INSTRUCTION: All entries should be output exactly as they stand.

SUPPLIED DATA:
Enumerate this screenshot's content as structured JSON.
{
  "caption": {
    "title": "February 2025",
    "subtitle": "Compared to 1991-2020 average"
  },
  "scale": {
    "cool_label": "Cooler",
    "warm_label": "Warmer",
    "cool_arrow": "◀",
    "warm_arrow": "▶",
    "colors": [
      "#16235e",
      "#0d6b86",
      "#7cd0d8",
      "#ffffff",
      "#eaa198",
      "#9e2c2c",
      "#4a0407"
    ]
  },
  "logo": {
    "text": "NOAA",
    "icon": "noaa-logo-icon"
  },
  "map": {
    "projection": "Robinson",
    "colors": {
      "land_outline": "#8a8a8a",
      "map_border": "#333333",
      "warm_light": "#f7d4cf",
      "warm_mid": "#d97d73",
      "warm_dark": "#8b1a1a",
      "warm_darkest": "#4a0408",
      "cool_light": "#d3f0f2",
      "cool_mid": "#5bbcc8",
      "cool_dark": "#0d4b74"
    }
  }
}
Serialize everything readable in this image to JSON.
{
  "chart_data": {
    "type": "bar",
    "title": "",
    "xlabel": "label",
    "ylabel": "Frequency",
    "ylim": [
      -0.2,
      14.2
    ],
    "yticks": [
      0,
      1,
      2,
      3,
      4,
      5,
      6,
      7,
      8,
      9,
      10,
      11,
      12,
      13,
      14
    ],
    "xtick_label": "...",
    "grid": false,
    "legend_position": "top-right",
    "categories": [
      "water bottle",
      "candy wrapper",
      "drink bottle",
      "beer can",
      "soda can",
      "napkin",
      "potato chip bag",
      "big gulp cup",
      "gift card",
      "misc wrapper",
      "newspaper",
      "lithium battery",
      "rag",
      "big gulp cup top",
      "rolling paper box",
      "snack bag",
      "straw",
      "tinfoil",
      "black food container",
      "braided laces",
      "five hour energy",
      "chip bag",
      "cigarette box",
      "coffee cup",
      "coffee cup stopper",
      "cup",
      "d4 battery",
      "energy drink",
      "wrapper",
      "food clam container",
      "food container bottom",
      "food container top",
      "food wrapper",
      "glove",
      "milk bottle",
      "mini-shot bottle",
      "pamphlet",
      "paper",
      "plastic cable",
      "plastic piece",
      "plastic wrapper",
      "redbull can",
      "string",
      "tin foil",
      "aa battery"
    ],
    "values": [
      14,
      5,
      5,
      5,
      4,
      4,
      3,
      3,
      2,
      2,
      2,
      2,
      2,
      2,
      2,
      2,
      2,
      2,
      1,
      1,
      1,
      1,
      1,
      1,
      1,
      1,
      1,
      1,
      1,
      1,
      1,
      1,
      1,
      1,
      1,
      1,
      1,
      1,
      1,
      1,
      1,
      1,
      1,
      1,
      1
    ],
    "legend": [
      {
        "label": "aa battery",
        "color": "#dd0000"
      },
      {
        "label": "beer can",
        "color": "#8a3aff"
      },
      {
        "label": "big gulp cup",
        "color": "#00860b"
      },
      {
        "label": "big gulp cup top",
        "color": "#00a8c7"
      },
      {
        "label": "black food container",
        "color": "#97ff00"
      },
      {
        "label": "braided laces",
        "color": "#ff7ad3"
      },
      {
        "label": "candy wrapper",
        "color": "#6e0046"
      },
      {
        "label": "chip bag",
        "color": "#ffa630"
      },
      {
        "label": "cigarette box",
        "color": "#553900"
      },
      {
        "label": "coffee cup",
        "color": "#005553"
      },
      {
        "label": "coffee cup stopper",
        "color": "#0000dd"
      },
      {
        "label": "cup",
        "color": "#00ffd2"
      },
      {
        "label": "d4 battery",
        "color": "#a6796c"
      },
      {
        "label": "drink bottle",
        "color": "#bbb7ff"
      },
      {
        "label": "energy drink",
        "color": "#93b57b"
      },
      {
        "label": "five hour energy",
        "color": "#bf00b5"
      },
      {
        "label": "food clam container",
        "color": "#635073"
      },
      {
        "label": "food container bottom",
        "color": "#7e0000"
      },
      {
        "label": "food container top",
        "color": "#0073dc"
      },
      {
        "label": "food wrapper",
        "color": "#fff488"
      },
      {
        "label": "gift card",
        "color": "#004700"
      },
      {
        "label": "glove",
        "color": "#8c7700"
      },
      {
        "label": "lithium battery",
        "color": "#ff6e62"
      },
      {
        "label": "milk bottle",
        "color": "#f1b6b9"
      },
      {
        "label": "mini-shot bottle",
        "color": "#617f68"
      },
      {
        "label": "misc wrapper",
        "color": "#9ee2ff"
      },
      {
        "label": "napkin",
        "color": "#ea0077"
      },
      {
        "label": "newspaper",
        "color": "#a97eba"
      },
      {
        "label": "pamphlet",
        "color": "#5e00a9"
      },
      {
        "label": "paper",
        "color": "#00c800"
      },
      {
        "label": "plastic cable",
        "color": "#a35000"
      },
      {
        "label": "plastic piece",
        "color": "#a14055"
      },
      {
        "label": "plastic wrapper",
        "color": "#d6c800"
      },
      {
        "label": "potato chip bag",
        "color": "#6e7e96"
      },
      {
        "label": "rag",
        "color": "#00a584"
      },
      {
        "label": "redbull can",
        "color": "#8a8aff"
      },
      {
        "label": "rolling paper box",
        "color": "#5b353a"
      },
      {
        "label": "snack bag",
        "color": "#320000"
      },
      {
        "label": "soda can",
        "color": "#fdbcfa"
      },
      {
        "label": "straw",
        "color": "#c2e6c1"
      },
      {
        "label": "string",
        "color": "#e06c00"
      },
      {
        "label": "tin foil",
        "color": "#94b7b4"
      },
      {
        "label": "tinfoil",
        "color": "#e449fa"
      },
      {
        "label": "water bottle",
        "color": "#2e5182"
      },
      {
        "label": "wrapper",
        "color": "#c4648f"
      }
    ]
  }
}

SOLUTION:
Enumerate this screenshot's content as structured JSON.
{
  "caption": {
    "title": "February 2025",
    "subtitle": "Compared to 1991-2020 average"
  },
  "scale": {
    "cool_label": "Cooler",
    "warm_label": "Warmer",
    "cool_arrow": "◀",
    "warm_arrow": "▶",
    "colors": [
      "#16235e",
      "#0d6b86",
      "#7cd0d8",
      "#ffffff",
      "#eaa198",
      "#9e2c2c",
      "#4a0407"
    ]
  },
  "logo": {
    "text": "NOAA",
    "icon": "noaa-logo-icon"
  },
  "map": {
    "projection": "Robinson",
    "colors": {
      "land_outline": "#8a8a8a",
      "map_border": "#333333",
      "warm_light": "#f7d4cf",
      "warm_mid": "#d97d73",
      "warm_dark": "#8b1a1a",
      "warm_darkest": "#4a0408",
      "cool_light": "#d3f0f2",
      "cool_mid": "#5bbcc8",
      "cool_dark": "#0d4b74"
    }
  }
}
Serialize everything readable in this image to JSON.
{
  "chart_data": {
    "type": "bar",
    "title": "",
    "xlabel": "label",
    "ylabel": "Frequency",
    "ylim": [
      -0.2,
      14.2
    ],
    "yticks": [
      0,
      1,
      2,
      3,
      4,
      5,
      6,
      7,
      8,
      9,
      10,
      11,
      12,
      13,
      14
    ],
    "xtick_label": "...",
    "grid": false,
    "legend_position": "top-right",
    "categories": [
      "water bottle",
      "candy wrapper",
      "drink bottle",
      "beer can",
      "soda can",
      "napkin",
      "potato chip bag",
      "big gulp cup",
      "gift card",
      "misc wrapper",
      "newspaper",
      "lithium battery",
      "rag",
      "big gulp cup top",
      "rolling paper box",
      "snack bag",
      "straw",
      "tinfoil",
      "black food container",
      "braided laces",
      "five hour energy",
      "chip bag",
      "cigarette box",
      "coffee cup",
      "coffee cup stopper",
      "cup",
      "d4 battery",
      "energy drink",
      "wrapper",
      "food clam container",
      "food container bottom",
      "food container top",
      "food wrapper",
      "glove",
      "milk bottle",
      "mini-shot bottle",
      "pamphlet",
      "paper",
      "plastic cable",
      "plastic piece",
      "plastic wrapper",
      "redbull can",
      "string",
      "tin foil",
      "aa battery"
    ],
    "values": [
      14,
      5,
      5,
      5,
      4,
      4,
      3,
      3,
      2,
      2,
      2,
      2,
      2,
      2,
      2,
      2,
      2,
      2,
      1,
      1,
      1,
      1,
      1,
      1,
      1,
      1,
      1,
      1,
      1,
      1,
      1,
      1,
      1,
      1,
      1,
      1,
      1,
      1,
      1,
      1,
      1,
      1,
      1,
      1,
      1
    ],
    "legend": [
      {
        "label": "aa battery",
        "color": "#dd0000"
      },
      {
        "label": "beer can",
        "color": "#8a3aff"
      },
      {
        "label": "big gulp cup",
        "color": "#00860b"
      },
      {
        "label": "big gulp cup top",
        "color": "#00a8c7"
      },
      {
        "label": "black food container",
        "color": "#97ff00"
      },
      {
        "label": "braided laces",
        "color": "#ff7ad3"
      },
      {
        "label": "candy wrapper",
        "color": "#6e0046"
      },
      {
        "label": "chip bag",
        "color": "#ffa630"
      },
      {
        "label": "cigarette box",
        "color": "#553900"
      },
      {
        "label": "coffee cup",
        "color": "#005553"
      },
      {
        "label": "coffee cup stopper",
        "color": "#0000dd"
      },
      {
        "label": "cup",
        "color": "#00ffd2"
      },
      {
        "label": "d4 battery",
        "color": "#a6796c"
      },
      {
        "label": "drink bottle",
        "color": "#bbb7ff"
      },
      {
        "label": "energy drink",
        "color": "#93b57b"
      },
      {
        "label": "five hour energy",
        "color": "#bf00b5"
      },
      {
        "label": "food clam container",
        "color": "#635073"
      },
      {
        "label": "food container bottom",
        "color": "#7e0000"
      },
      {
        "label": "food container top",
        "color": "#0073dc"
      },
      {
        "label": "food wrapper",
        "color": "#fff488"
      },
      {
        "label": "gift card",
        "color": "#004700"
      },
      {
        "label": "glove",
        "color": "#8c7700"
      },
      {
        "label": "lithium battery",
        "color": "#ff6e62"
      },
      {
        "label": "milk bottle",
        "color": "#f1b6b9"
      },
      {
        "label": "mini-shot bottle",
        "color": "#617f68"
      },
      {
        "label": "misc wrapper",
        "color": "#9ee2ff"
      },
      {
        "label": "napkin",
        "color": "#ea0077"
      },
      {
        "label": "newspaper",
        "color": "#a97eba"
      },
      {
        "label": "pamphlet",
        "color": "#5e00a9"
      },
      {
        "label": "paper",
        "color": "#00c800"
      },
      {
        "label": "plastic cable",
        "color": "#a35000"
      },
      {
        "label": "plastic piece",
        "color": "#a14055"
      },
      {
        "label": "plastic wrapper",
        "color": "#d6c800"
      },
      {
        "label": "potato chip bag",
        "color": "#6e7e96"
      },
      {
        "label": "rag",
        "color": "#00a584"
      },
      {
        "label": "redbull can",
        "color": "#8a8aff"
      },
      {
        "label": "rolling paper box",
        "color": "#5b353a"
      },
      {
        "label": "snack bag",
        "color": "#320000"
      },
      {
        "label": "soda can",
        "color": "#fdbcfa"
      },
      {
        "label": "straw",
        "color": "#c2e6c1"
      },
      {
        "label": "string",
        "color": "#e06c00"
      },
      {
        "label": "tin foil",
        "color": "#94b7b4"
      },
      {
        "label": "tinfoil",
        "color": "#e449fa"
      },
      {
        "label": "water bottle",
        "color": "#2e5182"
      },
      {
        "label": "wrapper",
        "color": "#c4648f"
      }
    ]
  }
}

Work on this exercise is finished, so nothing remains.